* Brief
Wherever a line below holds the word "JSON", copy that line.

******************************

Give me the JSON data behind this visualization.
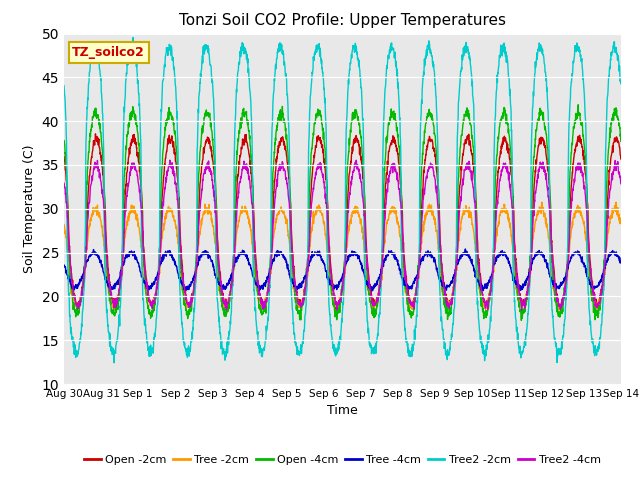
{
  "title": "Tonzi Soil CO2 Profile: Upper Temperatures",
  "xlabel": "Time",
  "ylabel": "Soil Temperature (C)",
  "ylim": [
    10,
    50
  ],
  "yticks": [
    10,
    15,
    20,
    25,
    30,
    35,
    40,
    45,
    50
  ],
  "x_start": 0,
  "x_end": 15,
  "n_points": 2000,
  "period": 1.0,
  "series": [
    {
      "label": "Open -2cm",
      "color": "#cc0000",
      "amp": 9.5,
      "mid": 28.5,
      "phase_shift": 0.62,
      "sharpness": 1.5,
      "noise": 0.25
    },
    {
      "label": "Tree -2cm",
      "color": "#ff9900",
      "amp": 5.5,
      "mid": 24.5,
      "phase_shift": 0.6,
      "sharpness": 1.5,
      "noise": 0.25
    },
    {
      "label": "Open -4cm",
      "color": "#00bb00",
      "amp": 11.5,
      "mid": 29.5,
      "phase_shift": 0.6,
      "sharpness": 1.8,
      "noise": 0.3
    },
    {
      "label": "Tree -4cm",
      "color": "#0000cc",
      "amp": 2.0,
      "mid": 23.0,
      "phase_shift": 0.55,
      "sharpness": 1.2,
      "noise": 0.15
    },
    {
      "label": "Tree2 -2cm",
      "color": "#00cccc",
      "amp": 17.5,
      "mid": 31.0,
      "phase_shift": 0.58,
      "sharpness": 2.5,
      "noise": 0.35
    },
    {
      "label": "Tree2 -4cm",
      "color": "#cc00cc",
      "amp": 8.0,
      "mid": 27.0,
      "phase_shift": 0.62,
      "sharpness": 1.4,
      "noise": 0.25
    }
  ],
  "x_tick_labels": [
    "Aug 30",
    "Aug 31",
    "Sep 1",
    "Sep 2",
    "Sep 3",
    "Sep 4",
    "Sep 5",
    "Sep 6",
    "Sep 7",
    "Sep 8",
    "Sep 9",
    "Sep 10",
    "Sep 11",
    "Sep 12",
    "Sep 13",
    "Sep 14"
  ],
  "x_tick_positions": [
    0,
    1,
    2,
    3,
    4,
    5,
    6,
    7,
    8,
    9,
    10,
    11,
    12,
    13,
    14,
    15
  ],
  "plot_bg": "#e8e8e8",
  "fig_bg": "#ffffff",
  "grid_color": "#ffffff",
  "legend_box_facecolor": "#ffffcc",
  "legend_box_edgecolor": "#ccaa00",
  "legend_text": "TZ_soilco2",
  "legend_text_color": "#cc0000"
}
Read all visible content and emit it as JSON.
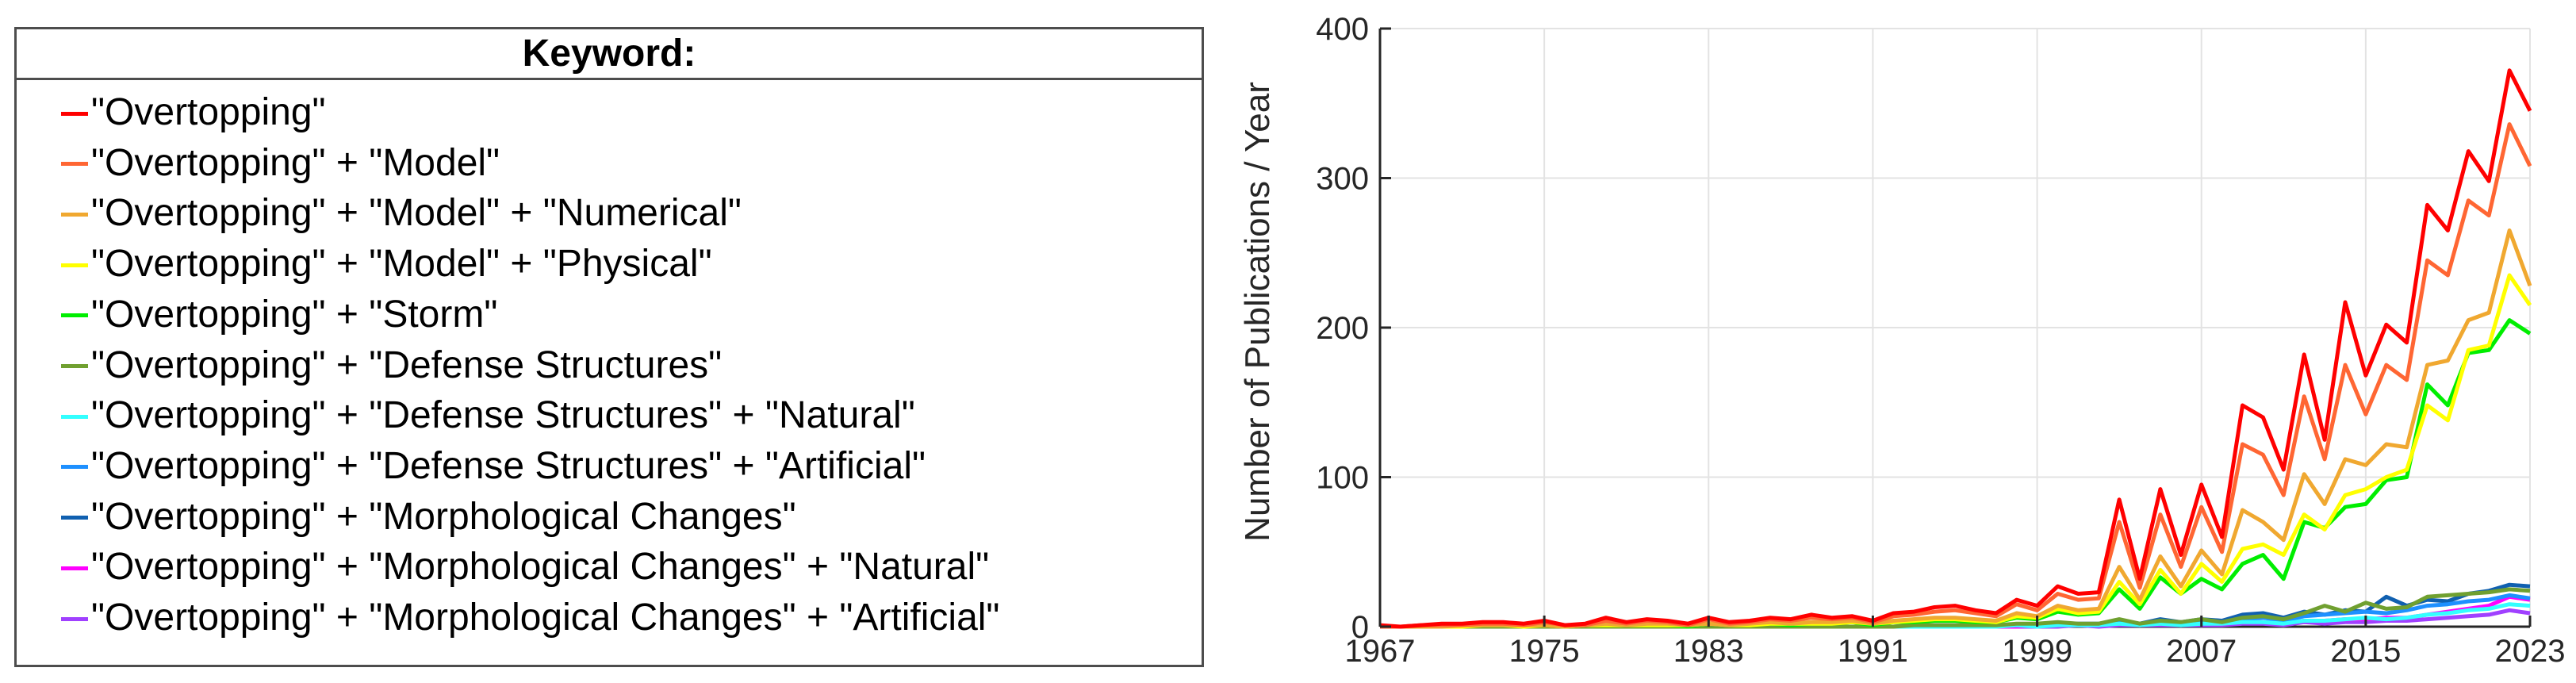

******************************

* Full answer
Give me the JSON data behind this visualization.
Read all visible content and emit it as JSON.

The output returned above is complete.